**EXERCISE TASK**
Extract from the listing each line in which the word "сестра" appears.

========

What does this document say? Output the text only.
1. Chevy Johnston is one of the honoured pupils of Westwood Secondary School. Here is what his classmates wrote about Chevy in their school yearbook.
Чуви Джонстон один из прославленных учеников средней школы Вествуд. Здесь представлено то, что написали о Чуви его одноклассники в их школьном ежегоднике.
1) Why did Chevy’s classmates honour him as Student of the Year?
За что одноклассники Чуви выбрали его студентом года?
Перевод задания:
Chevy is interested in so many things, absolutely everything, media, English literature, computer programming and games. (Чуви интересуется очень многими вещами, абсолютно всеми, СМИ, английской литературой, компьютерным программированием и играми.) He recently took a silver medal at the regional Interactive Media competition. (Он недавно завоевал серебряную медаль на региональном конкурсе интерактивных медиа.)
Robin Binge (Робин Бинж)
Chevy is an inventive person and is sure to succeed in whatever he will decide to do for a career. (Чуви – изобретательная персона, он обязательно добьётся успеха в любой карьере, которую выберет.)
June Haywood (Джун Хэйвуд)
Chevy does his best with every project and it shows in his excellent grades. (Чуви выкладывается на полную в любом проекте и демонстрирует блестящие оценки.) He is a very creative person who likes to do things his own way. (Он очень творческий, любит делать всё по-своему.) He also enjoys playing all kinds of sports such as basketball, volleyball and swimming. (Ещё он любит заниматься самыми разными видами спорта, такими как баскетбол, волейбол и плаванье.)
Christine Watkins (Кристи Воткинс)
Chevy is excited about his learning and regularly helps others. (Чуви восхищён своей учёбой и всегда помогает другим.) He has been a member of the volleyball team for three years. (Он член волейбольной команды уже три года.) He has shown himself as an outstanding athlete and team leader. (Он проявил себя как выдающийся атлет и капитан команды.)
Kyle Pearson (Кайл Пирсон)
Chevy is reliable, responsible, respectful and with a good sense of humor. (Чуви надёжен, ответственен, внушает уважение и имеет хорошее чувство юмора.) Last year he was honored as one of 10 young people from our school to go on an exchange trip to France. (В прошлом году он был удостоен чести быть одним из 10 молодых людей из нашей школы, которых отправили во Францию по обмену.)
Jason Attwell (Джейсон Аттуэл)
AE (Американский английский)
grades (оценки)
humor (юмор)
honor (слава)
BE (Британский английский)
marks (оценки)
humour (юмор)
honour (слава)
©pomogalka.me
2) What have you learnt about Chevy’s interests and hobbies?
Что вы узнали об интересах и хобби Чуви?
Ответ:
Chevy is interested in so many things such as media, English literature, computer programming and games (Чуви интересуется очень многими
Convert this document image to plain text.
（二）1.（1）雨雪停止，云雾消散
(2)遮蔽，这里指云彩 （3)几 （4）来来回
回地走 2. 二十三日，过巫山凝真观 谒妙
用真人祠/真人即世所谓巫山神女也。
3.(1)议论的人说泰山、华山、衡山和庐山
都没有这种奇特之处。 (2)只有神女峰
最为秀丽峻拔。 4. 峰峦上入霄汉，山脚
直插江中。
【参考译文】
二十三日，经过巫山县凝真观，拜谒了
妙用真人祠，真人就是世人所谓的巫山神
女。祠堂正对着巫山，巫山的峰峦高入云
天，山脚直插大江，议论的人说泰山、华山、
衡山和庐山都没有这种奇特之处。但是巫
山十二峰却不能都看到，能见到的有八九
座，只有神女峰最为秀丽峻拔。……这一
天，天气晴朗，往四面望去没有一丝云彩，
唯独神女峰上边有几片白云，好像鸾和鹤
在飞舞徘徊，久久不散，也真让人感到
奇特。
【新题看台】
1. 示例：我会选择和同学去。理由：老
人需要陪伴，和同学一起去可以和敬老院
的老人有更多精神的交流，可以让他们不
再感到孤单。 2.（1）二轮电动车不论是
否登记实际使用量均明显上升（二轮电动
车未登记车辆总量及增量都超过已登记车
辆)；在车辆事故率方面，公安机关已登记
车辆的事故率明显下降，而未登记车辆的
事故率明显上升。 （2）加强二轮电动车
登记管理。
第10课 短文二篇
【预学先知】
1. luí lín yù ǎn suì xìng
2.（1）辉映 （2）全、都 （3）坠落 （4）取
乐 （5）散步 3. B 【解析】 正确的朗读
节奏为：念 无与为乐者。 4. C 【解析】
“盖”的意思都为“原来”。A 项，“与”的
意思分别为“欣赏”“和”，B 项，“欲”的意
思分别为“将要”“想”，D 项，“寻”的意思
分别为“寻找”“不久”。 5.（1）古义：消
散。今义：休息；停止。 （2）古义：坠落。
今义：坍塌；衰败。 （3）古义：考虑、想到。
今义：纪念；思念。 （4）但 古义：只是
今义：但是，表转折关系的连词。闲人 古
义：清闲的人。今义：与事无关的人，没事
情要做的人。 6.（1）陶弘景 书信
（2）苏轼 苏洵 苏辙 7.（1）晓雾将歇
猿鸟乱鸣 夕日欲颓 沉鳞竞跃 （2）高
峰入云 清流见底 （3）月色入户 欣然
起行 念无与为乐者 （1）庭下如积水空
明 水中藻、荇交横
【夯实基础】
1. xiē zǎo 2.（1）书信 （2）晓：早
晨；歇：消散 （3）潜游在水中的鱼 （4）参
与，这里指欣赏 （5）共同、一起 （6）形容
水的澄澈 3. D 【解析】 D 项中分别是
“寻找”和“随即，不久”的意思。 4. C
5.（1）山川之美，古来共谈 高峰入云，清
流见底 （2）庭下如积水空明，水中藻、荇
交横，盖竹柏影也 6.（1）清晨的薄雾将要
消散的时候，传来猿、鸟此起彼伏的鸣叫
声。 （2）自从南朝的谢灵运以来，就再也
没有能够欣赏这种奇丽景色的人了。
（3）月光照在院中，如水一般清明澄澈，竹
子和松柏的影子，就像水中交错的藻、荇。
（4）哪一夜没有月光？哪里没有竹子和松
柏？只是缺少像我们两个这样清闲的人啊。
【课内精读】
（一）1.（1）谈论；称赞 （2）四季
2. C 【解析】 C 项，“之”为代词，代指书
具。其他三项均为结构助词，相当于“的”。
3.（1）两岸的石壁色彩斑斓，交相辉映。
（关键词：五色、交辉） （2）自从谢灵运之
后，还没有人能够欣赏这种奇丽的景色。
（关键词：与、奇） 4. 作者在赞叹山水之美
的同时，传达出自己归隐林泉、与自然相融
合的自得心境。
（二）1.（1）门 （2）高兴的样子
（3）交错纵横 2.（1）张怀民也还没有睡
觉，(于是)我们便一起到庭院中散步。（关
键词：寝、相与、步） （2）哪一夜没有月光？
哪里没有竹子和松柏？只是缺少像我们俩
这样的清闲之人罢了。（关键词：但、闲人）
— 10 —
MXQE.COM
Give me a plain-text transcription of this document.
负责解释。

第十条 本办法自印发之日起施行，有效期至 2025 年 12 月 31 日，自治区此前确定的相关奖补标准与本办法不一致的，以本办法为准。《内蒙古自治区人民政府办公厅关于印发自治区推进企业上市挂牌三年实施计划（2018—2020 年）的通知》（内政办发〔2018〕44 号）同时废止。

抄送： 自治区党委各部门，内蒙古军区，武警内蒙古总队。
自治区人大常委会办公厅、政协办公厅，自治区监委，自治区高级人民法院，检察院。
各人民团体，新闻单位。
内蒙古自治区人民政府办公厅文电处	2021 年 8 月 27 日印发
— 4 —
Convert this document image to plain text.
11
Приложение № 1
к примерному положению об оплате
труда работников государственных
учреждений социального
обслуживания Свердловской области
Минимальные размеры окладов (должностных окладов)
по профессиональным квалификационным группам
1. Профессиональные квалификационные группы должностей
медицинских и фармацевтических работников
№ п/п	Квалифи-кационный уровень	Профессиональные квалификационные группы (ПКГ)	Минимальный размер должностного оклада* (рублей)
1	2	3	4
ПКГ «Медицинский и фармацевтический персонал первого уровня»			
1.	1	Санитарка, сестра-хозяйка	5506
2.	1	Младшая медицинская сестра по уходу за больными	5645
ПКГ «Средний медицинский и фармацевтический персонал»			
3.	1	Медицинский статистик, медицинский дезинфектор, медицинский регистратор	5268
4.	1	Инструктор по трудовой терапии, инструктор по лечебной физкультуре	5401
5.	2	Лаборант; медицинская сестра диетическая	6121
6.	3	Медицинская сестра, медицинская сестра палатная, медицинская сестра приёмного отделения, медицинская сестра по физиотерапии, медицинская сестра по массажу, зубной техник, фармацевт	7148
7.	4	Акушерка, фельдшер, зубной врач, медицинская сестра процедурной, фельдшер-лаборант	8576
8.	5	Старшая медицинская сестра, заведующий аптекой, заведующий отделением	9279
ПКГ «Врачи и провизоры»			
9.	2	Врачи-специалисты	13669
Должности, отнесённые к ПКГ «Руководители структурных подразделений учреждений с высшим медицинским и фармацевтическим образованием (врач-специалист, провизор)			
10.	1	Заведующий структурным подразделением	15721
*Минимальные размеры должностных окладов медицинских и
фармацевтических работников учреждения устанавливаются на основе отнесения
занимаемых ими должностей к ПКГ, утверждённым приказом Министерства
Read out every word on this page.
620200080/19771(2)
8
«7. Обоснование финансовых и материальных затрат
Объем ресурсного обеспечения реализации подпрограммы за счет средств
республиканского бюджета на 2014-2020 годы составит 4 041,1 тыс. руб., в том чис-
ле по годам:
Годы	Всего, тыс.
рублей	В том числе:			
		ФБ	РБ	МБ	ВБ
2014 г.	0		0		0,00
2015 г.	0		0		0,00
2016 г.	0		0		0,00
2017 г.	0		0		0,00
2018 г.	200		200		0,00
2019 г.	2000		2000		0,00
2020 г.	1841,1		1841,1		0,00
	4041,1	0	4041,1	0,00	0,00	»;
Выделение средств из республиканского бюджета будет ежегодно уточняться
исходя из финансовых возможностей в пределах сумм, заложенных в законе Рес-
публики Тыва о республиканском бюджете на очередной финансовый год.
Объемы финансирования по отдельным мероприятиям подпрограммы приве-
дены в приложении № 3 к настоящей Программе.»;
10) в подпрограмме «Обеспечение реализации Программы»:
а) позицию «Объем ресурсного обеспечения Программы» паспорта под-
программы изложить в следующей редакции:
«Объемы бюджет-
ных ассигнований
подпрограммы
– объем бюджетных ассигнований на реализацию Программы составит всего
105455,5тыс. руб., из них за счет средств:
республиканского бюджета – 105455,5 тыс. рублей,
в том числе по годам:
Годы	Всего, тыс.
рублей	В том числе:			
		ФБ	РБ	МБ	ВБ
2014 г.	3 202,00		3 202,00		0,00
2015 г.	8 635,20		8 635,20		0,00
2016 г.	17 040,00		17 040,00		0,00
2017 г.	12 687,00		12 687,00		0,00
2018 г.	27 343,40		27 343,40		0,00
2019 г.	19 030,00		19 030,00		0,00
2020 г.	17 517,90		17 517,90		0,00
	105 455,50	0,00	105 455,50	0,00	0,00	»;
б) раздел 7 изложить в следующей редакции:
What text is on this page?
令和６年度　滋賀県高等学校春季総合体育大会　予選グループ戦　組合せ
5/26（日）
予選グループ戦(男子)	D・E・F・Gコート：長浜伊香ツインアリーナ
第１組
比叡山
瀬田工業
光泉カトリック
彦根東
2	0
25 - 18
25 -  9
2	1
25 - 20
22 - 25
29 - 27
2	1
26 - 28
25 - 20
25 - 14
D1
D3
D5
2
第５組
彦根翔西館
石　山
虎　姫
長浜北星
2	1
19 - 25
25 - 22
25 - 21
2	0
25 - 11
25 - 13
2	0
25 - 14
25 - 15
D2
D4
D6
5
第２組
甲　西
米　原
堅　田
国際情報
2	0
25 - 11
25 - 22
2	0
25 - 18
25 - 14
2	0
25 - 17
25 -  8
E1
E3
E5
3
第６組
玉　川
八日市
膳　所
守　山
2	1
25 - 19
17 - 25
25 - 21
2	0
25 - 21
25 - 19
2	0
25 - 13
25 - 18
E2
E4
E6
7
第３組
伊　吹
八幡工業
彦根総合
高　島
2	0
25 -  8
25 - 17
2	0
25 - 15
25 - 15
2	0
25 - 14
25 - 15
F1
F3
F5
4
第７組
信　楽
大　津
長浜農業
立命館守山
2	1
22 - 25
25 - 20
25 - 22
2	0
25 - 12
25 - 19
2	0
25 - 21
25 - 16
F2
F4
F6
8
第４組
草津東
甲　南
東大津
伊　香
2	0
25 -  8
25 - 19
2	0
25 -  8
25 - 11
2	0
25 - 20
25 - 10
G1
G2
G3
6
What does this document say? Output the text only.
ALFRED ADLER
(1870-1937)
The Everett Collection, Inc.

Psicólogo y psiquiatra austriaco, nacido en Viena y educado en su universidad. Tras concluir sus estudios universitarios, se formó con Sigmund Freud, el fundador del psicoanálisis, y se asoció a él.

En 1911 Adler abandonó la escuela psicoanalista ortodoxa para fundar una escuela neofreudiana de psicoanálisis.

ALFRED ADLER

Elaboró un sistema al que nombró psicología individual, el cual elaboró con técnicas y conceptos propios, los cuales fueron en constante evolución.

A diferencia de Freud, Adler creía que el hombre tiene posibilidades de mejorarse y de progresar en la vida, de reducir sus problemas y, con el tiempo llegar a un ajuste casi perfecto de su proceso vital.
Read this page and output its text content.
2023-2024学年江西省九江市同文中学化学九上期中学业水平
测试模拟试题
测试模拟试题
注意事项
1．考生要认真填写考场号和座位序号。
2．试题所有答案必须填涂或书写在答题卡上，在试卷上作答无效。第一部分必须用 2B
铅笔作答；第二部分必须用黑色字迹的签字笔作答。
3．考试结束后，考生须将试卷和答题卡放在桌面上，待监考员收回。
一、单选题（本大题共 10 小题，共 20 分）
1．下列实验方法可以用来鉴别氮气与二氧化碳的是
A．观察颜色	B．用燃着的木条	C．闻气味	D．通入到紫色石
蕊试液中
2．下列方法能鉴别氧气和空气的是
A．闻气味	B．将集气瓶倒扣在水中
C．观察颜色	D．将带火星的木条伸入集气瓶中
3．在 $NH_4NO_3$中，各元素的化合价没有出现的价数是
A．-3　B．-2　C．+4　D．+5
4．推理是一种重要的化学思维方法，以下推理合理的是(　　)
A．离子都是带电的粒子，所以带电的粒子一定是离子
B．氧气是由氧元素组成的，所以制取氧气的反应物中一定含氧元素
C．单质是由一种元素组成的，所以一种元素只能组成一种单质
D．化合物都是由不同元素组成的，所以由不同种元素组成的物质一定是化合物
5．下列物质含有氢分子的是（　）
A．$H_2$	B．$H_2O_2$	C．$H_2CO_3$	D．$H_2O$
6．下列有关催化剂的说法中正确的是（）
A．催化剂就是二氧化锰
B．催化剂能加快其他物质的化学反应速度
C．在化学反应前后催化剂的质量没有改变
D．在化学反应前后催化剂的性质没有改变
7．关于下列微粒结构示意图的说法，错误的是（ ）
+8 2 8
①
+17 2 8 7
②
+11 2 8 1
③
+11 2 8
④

========

**FULL RESPONSE**
1.	1	Санитарка, сестра-хозяйка	5506
2.	1	Младшая медицинская сестра по уходу за больными	5645
5.	2	Лаборант; медицинская сестра диетическая	6121
6.	3	Медицинская сестра, медицинская сестра палатная, медицинская сестра приёмного отделения, медицинская сестра по физиотерапии, медицинская сестра по массажу, зубной техник, фармацевт	7148
7.	4	Акушерка, фельдшер, зубной врач, медицинская сестра процедурной, фельдшер-лаборант	8576
8.	5	Старшая медицинская сестра, заведующий аптекой, заведующий отделением	9279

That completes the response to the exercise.